Stored data entries:

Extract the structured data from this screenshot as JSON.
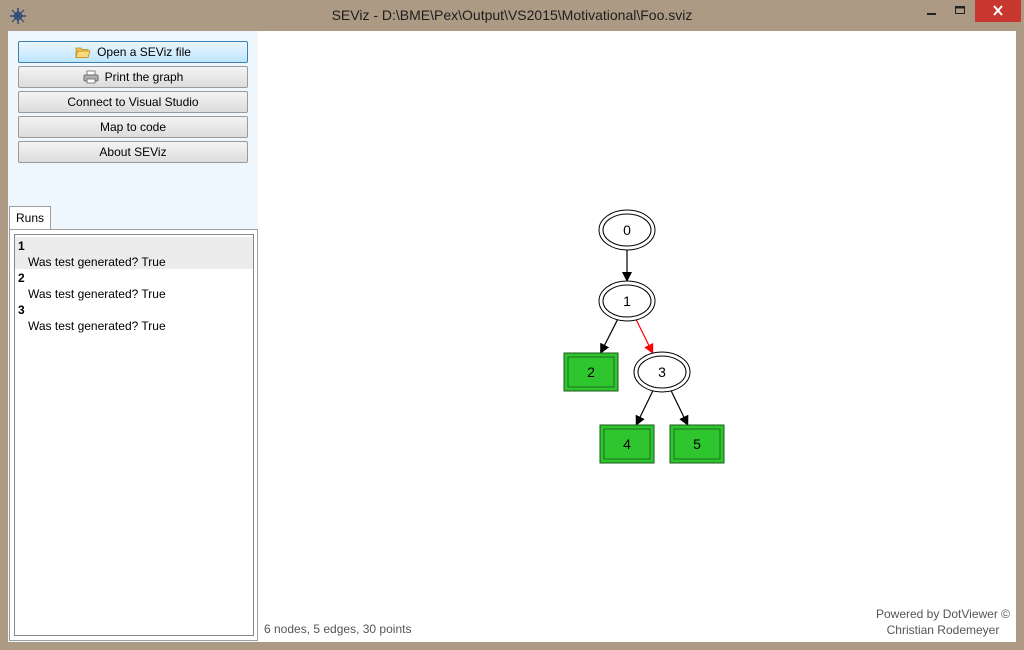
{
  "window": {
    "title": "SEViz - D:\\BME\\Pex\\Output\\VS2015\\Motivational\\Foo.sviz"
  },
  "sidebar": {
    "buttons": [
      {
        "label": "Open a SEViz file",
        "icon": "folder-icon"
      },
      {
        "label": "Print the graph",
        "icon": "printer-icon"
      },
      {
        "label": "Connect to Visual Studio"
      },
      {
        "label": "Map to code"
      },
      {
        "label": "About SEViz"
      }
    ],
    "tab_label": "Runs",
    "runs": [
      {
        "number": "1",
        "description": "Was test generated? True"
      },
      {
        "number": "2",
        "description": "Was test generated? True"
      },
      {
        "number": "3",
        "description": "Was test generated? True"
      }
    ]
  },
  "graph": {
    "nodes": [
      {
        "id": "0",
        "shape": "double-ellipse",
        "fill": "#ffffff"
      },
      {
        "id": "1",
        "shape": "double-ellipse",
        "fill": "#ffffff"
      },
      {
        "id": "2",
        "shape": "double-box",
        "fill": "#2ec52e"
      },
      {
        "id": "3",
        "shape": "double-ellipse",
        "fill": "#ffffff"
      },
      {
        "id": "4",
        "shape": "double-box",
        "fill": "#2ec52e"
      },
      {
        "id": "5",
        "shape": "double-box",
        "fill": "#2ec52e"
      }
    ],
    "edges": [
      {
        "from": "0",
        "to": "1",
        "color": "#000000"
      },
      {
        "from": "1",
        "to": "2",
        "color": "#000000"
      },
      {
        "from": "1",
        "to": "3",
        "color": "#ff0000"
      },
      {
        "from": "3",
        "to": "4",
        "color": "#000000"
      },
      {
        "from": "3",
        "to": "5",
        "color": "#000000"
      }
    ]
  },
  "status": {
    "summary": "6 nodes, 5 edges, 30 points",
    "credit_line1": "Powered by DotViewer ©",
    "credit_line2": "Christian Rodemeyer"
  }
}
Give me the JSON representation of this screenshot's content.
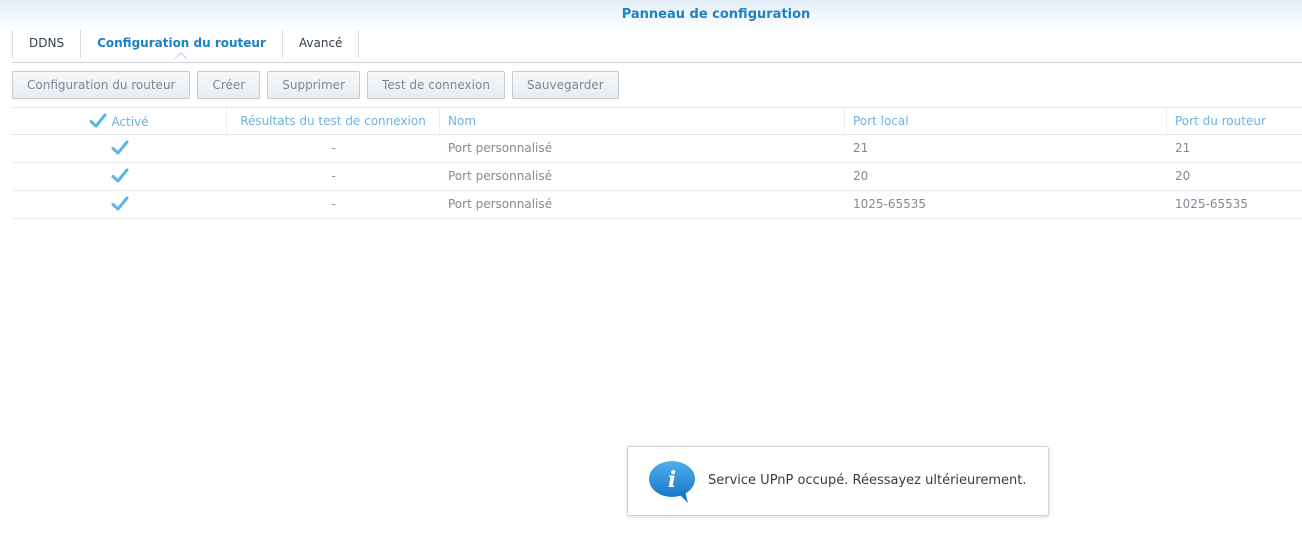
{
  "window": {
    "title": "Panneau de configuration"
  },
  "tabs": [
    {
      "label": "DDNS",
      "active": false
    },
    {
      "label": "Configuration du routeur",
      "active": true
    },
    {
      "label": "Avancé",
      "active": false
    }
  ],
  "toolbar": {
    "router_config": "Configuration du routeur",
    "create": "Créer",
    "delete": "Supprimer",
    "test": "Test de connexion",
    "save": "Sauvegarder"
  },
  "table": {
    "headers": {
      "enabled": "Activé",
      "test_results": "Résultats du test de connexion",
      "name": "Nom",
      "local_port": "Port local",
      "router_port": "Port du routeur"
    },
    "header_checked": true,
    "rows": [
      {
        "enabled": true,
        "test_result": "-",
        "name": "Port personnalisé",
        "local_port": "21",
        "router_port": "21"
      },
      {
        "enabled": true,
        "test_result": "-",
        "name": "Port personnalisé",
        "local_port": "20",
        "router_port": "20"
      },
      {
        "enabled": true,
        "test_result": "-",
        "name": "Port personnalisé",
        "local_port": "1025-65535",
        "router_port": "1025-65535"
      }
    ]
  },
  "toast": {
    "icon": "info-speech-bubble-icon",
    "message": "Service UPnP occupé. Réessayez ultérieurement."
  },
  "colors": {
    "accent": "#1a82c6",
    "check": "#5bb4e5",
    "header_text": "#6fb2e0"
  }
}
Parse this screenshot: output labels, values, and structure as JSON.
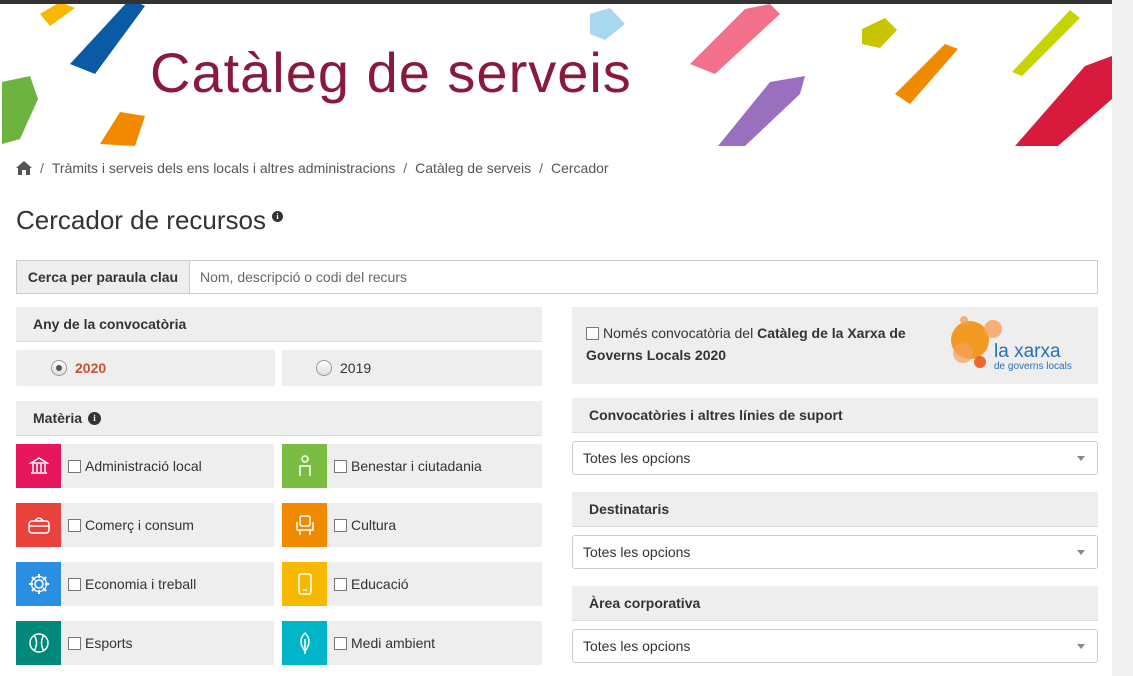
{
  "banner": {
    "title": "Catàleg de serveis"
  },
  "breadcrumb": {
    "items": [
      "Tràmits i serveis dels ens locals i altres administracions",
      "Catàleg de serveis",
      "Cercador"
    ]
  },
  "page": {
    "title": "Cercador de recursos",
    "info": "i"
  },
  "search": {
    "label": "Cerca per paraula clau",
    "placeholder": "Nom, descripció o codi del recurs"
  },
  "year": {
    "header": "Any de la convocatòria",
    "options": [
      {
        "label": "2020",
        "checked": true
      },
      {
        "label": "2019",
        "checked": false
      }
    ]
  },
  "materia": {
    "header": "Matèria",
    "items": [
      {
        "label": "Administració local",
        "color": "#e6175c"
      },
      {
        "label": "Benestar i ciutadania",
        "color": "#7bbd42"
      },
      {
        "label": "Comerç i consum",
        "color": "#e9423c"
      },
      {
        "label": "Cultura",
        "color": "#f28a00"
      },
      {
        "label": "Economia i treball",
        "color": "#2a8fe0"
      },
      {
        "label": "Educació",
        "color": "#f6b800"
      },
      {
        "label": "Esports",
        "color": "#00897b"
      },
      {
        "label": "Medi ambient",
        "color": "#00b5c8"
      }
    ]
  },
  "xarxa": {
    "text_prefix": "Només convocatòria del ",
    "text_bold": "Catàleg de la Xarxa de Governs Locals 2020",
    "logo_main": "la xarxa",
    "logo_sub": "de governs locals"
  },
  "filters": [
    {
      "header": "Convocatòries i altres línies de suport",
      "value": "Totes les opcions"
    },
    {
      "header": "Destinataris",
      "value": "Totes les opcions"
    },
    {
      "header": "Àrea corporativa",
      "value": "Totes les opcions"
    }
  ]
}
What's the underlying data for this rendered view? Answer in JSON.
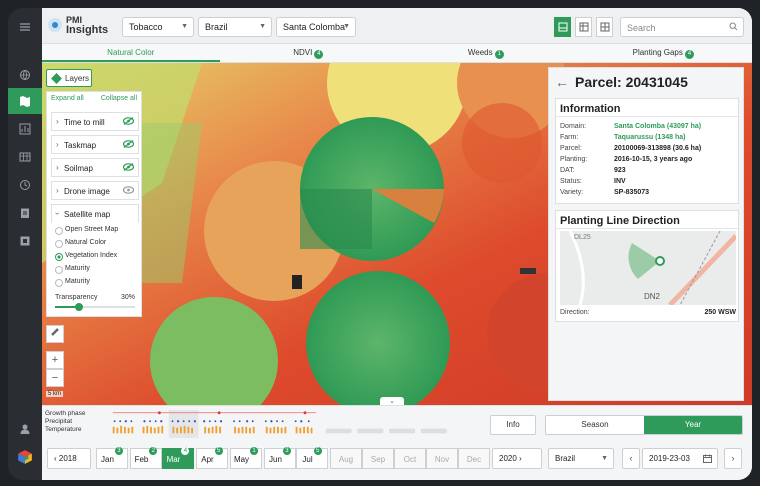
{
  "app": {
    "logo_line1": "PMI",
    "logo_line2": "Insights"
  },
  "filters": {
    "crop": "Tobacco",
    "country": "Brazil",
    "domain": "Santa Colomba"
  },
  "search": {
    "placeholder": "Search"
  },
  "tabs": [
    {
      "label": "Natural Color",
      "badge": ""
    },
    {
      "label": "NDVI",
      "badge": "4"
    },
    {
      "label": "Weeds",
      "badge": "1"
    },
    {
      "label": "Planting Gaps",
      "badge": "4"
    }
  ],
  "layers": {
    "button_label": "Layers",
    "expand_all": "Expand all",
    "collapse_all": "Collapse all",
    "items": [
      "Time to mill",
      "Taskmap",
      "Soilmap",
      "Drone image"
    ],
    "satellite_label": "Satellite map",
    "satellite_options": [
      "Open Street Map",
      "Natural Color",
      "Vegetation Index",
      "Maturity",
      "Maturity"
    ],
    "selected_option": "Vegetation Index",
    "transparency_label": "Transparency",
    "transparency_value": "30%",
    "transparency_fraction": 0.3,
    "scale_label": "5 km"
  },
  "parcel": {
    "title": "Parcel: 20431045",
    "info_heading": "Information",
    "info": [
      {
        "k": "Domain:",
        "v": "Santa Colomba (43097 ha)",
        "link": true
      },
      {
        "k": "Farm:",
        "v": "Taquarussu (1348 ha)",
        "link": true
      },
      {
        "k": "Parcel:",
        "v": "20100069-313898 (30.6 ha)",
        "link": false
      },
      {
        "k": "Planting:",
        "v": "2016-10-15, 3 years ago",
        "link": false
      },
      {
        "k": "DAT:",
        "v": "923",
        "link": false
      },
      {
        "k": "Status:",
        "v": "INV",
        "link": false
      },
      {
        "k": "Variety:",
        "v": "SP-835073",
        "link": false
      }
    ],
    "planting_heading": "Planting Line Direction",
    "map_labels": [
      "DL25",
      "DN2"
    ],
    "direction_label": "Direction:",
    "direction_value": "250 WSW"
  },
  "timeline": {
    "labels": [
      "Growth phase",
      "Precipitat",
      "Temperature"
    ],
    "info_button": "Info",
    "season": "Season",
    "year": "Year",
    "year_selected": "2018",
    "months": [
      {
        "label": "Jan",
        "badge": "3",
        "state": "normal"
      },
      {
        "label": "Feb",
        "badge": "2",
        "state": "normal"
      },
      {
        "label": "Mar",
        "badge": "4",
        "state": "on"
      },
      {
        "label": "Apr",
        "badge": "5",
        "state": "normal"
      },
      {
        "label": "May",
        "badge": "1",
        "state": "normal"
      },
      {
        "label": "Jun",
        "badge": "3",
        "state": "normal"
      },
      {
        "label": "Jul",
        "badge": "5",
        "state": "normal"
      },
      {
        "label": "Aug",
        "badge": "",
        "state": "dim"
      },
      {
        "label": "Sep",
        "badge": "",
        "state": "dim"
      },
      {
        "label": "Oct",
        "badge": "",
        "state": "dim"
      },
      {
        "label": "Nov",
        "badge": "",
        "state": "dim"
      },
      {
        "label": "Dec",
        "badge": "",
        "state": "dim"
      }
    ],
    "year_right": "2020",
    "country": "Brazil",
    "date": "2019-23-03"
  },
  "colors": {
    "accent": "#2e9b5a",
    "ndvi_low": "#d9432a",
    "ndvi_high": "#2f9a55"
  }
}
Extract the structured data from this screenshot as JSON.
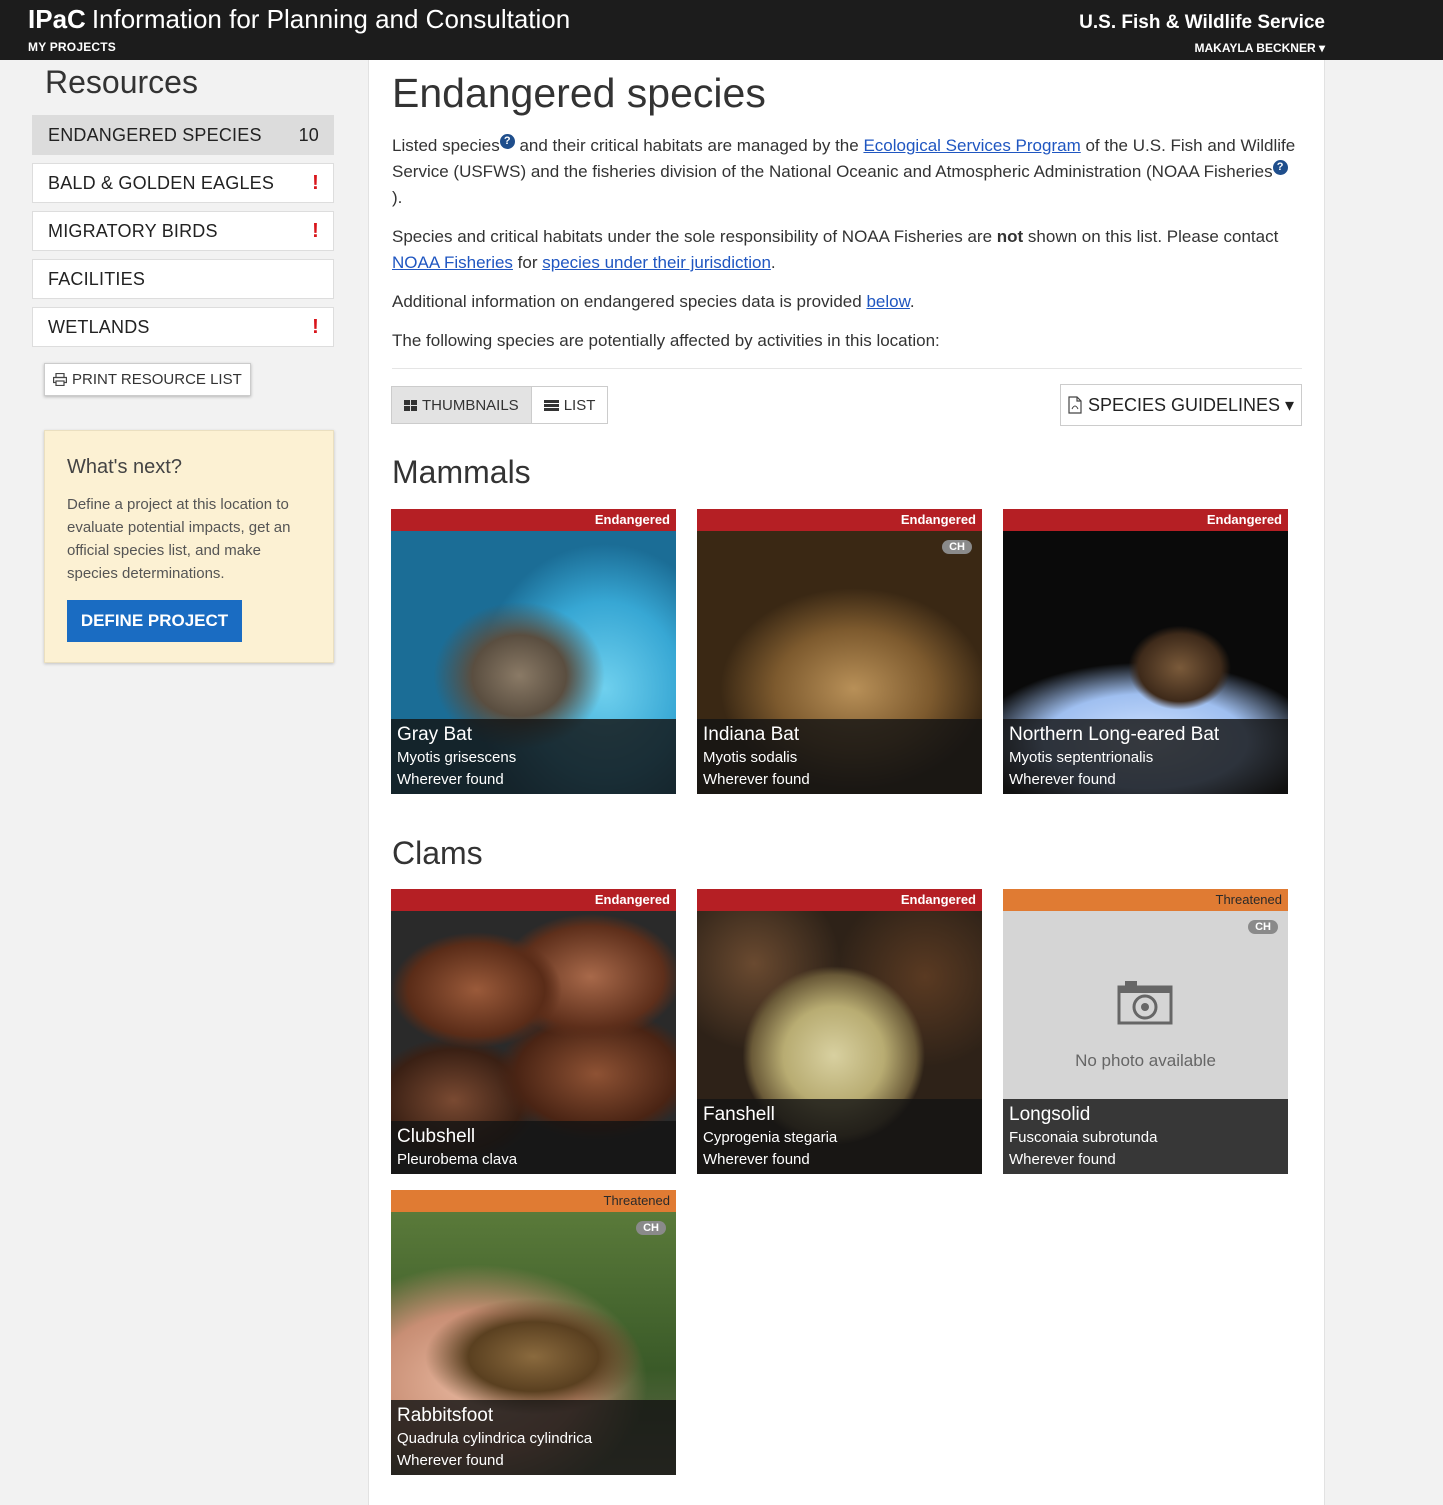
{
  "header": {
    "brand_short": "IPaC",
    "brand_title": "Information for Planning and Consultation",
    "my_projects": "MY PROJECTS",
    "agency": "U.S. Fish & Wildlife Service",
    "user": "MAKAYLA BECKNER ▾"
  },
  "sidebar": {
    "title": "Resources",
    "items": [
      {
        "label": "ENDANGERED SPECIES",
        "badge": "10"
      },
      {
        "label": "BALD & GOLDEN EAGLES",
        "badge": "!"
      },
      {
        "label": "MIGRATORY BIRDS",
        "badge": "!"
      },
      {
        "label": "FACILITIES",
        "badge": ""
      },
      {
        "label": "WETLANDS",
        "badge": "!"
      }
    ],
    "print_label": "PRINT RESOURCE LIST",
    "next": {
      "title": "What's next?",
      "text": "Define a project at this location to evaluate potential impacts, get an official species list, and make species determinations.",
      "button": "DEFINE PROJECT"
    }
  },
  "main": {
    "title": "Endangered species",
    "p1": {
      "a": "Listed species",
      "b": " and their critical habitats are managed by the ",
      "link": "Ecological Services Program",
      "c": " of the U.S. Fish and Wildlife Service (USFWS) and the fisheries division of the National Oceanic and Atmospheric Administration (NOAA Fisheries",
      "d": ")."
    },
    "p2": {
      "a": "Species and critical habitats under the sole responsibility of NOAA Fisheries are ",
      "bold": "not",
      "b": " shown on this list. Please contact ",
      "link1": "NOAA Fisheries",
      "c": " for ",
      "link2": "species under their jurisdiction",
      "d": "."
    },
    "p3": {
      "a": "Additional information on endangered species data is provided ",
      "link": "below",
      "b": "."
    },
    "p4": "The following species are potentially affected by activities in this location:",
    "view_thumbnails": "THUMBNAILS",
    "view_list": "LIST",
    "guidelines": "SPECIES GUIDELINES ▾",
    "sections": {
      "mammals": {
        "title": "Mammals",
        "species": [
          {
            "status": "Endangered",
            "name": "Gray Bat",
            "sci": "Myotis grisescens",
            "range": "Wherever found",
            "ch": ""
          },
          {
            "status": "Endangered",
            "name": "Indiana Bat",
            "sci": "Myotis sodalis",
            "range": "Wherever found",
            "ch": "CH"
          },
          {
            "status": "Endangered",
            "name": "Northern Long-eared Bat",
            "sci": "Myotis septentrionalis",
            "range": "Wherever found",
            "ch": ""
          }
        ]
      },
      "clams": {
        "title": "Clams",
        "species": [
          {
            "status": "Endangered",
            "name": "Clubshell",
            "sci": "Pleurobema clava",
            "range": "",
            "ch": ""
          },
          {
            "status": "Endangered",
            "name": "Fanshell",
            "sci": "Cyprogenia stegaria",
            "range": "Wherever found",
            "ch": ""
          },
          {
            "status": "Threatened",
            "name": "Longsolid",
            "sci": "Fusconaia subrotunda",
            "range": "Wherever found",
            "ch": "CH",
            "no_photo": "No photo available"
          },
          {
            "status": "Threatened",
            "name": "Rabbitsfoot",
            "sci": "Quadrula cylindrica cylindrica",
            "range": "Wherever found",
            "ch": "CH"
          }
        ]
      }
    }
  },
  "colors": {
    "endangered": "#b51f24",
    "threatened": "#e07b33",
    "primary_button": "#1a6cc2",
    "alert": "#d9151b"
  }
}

## YOUR TASK:
Which lines hold the word "nodes"? Return all of them from the records above.

## FULL RESPONSE:
    "nodes": [
    "summary": "6 nodes, 5 edges, 30 points",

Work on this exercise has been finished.